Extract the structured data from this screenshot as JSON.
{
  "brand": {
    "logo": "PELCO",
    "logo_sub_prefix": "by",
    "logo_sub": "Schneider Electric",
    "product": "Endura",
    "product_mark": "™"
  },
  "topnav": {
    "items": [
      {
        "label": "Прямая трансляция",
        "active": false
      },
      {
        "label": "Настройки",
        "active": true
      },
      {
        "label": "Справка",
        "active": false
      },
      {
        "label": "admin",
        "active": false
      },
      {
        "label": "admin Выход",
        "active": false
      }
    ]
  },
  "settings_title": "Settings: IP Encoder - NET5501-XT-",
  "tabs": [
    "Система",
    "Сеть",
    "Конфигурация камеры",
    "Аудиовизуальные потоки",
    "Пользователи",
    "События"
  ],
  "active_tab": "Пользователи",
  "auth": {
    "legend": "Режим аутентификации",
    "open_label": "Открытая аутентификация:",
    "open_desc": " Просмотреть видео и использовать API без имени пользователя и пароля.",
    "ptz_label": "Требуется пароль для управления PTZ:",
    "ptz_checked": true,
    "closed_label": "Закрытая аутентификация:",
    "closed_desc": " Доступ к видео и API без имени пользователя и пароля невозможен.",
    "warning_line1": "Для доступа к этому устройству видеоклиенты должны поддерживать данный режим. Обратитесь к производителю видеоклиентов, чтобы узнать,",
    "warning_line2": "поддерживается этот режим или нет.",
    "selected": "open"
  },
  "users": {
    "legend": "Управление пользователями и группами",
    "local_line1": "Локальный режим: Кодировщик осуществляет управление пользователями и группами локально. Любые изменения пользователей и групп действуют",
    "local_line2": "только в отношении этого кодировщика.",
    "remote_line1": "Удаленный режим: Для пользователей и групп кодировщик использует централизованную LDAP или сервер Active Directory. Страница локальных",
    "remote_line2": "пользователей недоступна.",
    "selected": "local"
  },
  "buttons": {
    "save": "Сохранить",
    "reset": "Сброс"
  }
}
======
* [Task description]: Extract all the material, leaving every line as it is.

* [Solution to this exercise]:
Extract the structured data from this screenshot as JSON.
{
  "brand": {
    "logo": "PELCO",
    "logo_sub_prefix": "by",
    "logo_sub": "Schneider Electric",
    "product": "Endura",
    "product_mark": "™"
  },
  "topnav": {
    "items": [
      {
        "label": "Прямая трансляция",
        "active": false
      },
      {
        "label": "Настройки",
        "active": true
      },
      {
        "label": "Справка",
        "active": false
      },
      {
        "label": "admin",
        "active": false
      },
      {
        "label": "admin Выход",
        "active": false
      }
    ]
  },
  "settings_title": "Settings: IP Encoder - NET5501-XT-",
  "tabs": [
    "Система",
    "Сеть",
    "Конфигурация камеры",
    "Аудиовизуальные потоки",
    "Пользователи",
    "События"
  ],
  "active_tab": "Пользователи",
  "auth": {
    "legend": "Режим аутентификации",
    "open_label": "Открытая аутентификация:",
    "open_desc": " Просмотреть видео и использовать API без имени пользователя и пароля.",
    "ptz_label": "Требуется пароль для управления PTZ:",
    "ptz_checked": true,
    "closed_label": "Закрытая аутентификация:",
    "closed_desc": " Доступ к видео и API без имени пользователя и пароля невозможен.",
    "warning_line1": "Для доступа к этому устройству видеоклиенты должны поддерживать данный режим. Обратитесь к производителю видеоклиентов, чтобы узнать,",
    "warning_line2": "поддерживается этот режим или нет.",
    "selected": "open"
  },
  "users": {
    "legend": "Управление пользователями и группами",
    "local_line1": "Локальный режим: Кодировщик осуществляет управление пользователями и группами локально. Любые изменения пользователей и групп действуют",
    "local_line2": "только в отношении этого кодировщика.",
    "remote_line1": "Удаленный режим: Для пользователей и групп кодировщик использует централизованную LDAP или сервер Active Directory. Страница локальных",
    "remote_line2": "пользователей недоступна.",
    "selected": "local"
  },
  "buttons": {
    "save": "Сохранить",
    "reset": "Сброс"
  }
}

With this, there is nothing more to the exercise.